┏━━

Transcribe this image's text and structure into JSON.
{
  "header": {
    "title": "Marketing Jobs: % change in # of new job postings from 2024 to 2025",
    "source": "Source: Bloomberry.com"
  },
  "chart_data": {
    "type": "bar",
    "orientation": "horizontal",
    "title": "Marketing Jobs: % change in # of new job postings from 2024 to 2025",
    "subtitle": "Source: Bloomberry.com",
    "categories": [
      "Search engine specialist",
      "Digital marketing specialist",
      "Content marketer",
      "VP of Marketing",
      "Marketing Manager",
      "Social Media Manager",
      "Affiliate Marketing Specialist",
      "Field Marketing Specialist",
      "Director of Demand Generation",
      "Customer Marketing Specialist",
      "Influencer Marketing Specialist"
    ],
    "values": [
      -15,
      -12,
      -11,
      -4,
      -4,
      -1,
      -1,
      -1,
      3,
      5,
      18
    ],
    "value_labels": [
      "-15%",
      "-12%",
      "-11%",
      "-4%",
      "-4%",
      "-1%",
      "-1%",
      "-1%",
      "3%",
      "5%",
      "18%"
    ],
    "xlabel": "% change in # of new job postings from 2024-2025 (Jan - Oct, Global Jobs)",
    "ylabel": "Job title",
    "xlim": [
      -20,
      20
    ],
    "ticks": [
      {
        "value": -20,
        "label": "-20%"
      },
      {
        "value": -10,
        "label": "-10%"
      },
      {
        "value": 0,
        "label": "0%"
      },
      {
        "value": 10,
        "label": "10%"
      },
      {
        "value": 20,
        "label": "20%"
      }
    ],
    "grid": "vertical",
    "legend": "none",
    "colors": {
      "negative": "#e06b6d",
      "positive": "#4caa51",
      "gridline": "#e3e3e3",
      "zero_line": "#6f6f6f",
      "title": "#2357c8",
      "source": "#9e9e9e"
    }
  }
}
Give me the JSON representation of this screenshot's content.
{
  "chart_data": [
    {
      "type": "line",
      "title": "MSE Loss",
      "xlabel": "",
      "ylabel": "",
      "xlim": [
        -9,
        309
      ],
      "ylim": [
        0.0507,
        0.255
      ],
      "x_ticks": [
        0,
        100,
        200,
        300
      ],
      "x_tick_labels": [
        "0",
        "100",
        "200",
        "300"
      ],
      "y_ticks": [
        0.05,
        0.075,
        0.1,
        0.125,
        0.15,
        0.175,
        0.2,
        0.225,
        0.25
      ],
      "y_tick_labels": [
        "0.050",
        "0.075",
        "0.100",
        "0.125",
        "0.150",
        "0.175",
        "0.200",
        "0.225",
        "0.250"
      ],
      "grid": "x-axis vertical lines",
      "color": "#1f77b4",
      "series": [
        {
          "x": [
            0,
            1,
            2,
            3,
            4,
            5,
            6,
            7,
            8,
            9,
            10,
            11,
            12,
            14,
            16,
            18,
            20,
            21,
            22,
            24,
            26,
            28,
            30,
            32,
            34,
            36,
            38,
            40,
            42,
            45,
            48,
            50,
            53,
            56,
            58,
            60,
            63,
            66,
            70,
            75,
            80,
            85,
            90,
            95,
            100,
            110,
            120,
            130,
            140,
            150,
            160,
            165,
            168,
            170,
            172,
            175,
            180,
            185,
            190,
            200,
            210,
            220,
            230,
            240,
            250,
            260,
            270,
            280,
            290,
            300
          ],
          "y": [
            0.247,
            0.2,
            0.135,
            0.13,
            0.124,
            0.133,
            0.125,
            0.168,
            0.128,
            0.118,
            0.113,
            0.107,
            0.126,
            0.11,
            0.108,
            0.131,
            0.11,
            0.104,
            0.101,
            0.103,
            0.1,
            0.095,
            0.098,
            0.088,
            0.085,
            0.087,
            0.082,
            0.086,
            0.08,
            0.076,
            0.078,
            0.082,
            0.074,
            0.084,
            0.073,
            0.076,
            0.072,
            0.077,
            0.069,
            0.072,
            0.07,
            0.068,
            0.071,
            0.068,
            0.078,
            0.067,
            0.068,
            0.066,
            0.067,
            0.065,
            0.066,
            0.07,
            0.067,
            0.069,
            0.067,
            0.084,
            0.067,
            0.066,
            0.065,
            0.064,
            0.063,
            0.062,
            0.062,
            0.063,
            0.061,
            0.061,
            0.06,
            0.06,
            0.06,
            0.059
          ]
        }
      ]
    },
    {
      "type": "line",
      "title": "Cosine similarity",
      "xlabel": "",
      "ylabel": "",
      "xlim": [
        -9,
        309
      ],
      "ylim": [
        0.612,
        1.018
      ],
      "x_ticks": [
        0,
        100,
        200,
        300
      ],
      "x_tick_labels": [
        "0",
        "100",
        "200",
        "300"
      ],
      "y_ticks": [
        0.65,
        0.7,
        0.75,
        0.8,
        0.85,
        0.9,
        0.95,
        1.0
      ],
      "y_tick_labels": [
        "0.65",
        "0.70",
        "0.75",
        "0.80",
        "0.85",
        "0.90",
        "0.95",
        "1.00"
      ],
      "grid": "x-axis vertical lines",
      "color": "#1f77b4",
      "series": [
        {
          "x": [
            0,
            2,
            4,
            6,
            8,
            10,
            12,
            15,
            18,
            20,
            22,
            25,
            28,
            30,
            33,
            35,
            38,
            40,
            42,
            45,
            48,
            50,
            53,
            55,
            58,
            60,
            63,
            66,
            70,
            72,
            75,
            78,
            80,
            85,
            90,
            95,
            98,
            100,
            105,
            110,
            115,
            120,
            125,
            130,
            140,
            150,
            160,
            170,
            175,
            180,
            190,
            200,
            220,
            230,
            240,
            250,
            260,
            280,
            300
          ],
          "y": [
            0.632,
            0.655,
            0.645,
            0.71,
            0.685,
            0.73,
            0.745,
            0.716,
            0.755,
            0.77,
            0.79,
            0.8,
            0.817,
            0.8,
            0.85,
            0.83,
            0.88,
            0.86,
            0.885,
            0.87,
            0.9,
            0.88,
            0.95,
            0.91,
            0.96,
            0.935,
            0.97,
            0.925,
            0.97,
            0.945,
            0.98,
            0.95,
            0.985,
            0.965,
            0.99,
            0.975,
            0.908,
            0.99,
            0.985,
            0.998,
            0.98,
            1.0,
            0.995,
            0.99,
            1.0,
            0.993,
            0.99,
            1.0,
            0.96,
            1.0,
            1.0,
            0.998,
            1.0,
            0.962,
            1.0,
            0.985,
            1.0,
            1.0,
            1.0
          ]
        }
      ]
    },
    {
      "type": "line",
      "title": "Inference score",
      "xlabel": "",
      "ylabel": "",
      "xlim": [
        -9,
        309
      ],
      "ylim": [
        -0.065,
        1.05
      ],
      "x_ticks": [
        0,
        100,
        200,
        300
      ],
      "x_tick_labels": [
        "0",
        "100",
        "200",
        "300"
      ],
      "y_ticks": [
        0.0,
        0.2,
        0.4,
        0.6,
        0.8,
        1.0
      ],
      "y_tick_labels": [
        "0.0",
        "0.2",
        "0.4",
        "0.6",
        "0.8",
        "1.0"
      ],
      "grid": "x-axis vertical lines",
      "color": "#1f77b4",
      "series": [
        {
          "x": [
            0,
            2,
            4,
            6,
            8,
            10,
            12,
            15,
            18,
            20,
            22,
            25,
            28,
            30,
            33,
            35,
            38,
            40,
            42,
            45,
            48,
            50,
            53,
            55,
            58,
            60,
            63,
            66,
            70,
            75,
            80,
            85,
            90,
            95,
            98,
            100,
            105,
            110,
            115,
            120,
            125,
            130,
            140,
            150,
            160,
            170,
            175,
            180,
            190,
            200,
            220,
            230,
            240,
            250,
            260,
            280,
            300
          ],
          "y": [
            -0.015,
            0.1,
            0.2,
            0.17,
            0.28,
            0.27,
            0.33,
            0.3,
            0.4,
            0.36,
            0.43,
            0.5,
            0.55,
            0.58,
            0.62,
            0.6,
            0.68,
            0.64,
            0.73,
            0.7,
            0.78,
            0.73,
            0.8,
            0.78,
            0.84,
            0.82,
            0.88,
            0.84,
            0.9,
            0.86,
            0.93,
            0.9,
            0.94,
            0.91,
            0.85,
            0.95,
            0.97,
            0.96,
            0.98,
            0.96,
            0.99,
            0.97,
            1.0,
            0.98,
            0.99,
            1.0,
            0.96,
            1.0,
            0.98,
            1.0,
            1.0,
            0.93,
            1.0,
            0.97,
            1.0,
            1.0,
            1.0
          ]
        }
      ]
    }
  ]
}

┗━━

§ INSTRUCTIONS FOR THE TASK
Go through the entries above and copy every line containing "JSON".

§ SOLVED EXERCISE
Transcribe this image's text and structure into JSON.
Give me the JSON representation of this screenshot's content.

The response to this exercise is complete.